**Set exercise A:**
Answer these about the essay on discomfort:
(i) On what date and where was it first posted?
(ii) How many pounds does the weight-loss example mention?
(iii) Since what year has the mother owned her sewing machine?
**Set exercise B:** Pull out everything in the essay on discomfort from "I’ve been thinking" down to "thing you’re avoiding.", word for word.
═══ Text provided ═══
The Other Side of Discomfort
This essay was originally posted January 27, 2026 to Substack.
I’ve been thinking a lot about uncomfortable truths. The kind of thing that exists, but we’re all pretending it doesn’t. A memory you’d rather forget. A conversation you don’t want to have. Or perhaps a closet that needs to be cleaned out, but you know you’re going to have to deal with something in the closet that you’ve been avoiding, and now the closet has become unusable because it can’t fit anymore junk in it, all because you don’t want to deal with the thing you’re avoiding.
That’s the type of discomfort I’m talking about. Life is hard, and I notice myself willingly enduring discomfort less and less. And it’s frustrating, because all the good stuff that I want lives on the other side of some kind of discomfort. You know what I’m talking about here. You want to lose 10 pounds, but don’t want to exercise or change your diet. You want to go on vacation, but you don’t want to cut things from your budget in order to make it happen. You miss an old friend, but you don’t want to face the awkward time, space, and distance that’s been keeping you apart.
Or, maybe it’s something deeper, like admitting you were wrong about something. Apologizing would repair the relationship or the situation, but the anticipation of laying down your pride feels agonizing, so you pretend and maintain your position, even though it feels wrong. Maybe you’ve stayed too long at a job, or in a town, or in a relationship, and you know you’re only delaying the inevitable, but the anxiety and pressure you currently feel are preferable to having a hard conversation and moving on. Maybe you are stuck emotionally because you don’t want to face something that happened to you, and you don’t realize how much it’s affecting your life.
These scenarios are the classic “choose your hard” dilemma, and yet, I am far more guilty of choosing the wrong kind of hard more often than not. Case in point, the closet situation mentioned above—that’s mine. It’s a great metaphor for what I’m describing because dealing with an issue no matter how big or small, emotional or practical, always leads to some kind of peace.
My dilemma involves two catch-all closets in my house. Decent storage space that I want to use to make my life more functional. Easier. You’d think, I’d bite the bullet and spend a weekend cleaning the damn things out, but every time I begin, I quickly realize that I will have to decide what to do with the things my aunt gave me before she died because she thought I could use them. I start calculating what will need to be thrown away, and which items can be donated. Then I realize I will have to pack things and drive them to the donation place. What should I do with my mother’s sewing machine that she won’t ever use again, but has owned since 1988? I don’t even sew.
═══ Data ═══
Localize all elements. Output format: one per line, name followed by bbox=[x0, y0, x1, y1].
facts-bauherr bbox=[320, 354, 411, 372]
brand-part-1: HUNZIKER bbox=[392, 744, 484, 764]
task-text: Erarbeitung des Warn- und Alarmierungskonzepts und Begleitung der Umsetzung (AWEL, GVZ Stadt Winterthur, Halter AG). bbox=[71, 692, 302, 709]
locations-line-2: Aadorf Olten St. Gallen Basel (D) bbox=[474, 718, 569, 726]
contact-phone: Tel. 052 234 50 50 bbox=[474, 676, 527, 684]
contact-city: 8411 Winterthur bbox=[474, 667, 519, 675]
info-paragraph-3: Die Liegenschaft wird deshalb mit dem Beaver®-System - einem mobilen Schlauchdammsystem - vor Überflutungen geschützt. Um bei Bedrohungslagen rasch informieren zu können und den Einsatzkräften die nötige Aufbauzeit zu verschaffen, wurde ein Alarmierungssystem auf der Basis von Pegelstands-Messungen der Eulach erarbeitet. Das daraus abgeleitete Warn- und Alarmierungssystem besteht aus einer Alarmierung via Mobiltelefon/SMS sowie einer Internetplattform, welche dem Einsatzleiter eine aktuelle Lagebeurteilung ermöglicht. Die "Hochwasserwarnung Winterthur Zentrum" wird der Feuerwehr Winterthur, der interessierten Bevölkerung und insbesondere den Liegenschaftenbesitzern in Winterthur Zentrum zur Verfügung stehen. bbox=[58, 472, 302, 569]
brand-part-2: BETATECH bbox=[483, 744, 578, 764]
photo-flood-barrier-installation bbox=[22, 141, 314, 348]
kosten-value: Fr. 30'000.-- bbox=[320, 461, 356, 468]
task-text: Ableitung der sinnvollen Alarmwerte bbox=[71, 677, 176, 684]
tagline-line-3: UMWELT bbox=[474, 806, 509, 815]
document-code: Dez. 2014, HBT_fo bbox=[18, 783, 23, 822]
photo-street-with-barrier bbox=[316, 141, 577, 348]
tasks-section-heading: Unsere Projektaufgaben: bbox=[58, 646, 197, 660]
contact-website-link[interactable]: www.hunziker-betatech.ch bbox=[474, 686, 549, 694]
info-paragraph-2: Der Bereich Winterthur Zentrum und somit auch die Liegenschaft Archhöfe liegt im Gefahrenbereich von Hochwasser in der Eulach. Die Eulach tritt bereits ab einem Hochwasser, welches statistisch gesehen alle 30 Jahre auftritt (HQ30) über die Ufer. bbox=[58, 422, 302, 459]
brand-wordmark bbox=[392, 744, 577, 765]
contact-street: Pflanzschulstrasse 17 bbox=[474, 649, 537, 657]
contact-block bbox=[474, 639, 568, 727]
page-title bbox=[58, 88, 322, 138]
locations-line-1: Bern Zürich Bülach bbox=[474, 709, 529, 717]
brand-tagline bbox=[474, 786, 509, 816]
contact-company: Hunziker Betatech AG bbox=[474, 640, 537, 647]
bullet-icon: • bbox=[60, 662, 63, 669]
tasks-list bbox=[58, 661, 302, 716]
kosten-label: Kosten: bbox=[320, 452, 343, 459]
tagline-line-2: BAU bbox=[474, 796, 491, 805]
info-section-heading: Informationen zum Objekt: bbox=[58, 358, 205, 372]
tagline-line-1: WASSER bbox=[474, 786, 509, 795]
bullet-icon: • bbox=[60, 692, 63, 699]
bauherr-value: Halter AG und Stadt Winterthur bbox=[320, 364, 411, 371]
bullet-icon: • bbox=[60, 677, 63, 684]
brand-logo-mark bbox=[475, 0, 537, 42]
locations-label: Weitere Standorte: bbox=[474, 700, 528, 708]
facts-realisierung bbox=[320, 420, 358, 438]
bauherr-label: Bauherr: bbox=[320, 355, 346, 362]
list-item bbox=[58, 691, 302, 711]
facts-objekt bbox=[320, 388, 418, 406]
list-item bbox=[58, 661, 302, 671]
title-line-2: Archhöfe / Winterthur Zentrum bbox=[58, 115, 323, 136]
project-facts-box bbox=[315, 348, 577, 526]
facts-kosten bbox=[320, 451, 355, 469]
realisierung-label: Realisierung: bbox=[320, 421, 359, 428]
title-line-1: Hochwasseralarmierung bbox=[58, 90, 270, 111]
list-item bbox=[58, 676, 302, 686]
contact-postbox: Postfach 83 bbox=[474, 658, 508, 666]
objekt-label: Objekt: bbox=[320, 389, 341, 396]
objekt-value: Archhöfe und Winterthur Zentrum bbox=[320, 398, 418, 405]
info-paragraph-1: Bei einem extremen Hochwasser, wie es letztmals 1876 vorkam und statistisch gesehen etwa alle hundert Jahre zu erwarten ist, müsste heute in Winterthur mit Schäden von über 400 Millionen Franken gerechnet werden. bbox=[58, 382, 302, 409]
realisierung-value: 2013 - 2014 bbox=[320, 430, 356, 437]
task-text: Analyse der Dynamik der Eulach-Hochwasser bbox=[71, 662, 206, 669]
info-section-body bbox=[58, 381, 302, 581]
═══
**Full output A:**
(i) January 27, 2026, on Substack
(ii) 10
(iii) 1988

**Full output B:**
I’ve been thinking a lot about uncomfortable truths. The kind of thing that exists, but we’re all pretending it doesn’t. A memory you’d rather forget. A conversation you don’t want to have. Or perhaps a closet that needs to be cleaned out, but you know you’re going to have to deal with something in the closet that you’ve been avoiding, and now the closet has become unusable because it can’t fit anymore junk in it, all because you don’t want to deal with the thing you’re avoiding.